Records from a data source =>
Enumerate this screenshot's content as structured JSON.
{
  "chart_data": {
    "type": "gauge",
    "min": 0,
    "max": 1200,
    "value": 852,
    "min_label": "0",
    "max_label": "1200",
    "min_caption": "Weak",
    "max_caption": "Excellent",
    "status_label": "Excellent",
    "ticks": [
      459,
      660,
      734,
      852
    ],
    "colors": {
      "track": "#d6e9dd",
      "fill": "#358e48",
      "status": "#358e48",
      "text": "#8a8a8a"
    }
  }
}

Exercise prompt => Your task is to give the records above again, exactly.

Reply =>
Enumerate this screenshot's content as structured JSON.
{
  "chart_data": {
    "type": "gauge",
    "min": 0,
    "max": 1200,
    "value": 852,
    "min_label": "0",
    "max_label": "1200",
    "min_caption": "Weak",
    "max_caption": "Excellent",
    "status_label": "Excellent",
    "ticks": [
      459,
      660,
      734,
      852
    ],
    "colors": {
      "track": "#d6e9dd",
      "fill": "#358e48",
      "status": "#358e48",
      "text": "#8a8a8a"
    }
  }
}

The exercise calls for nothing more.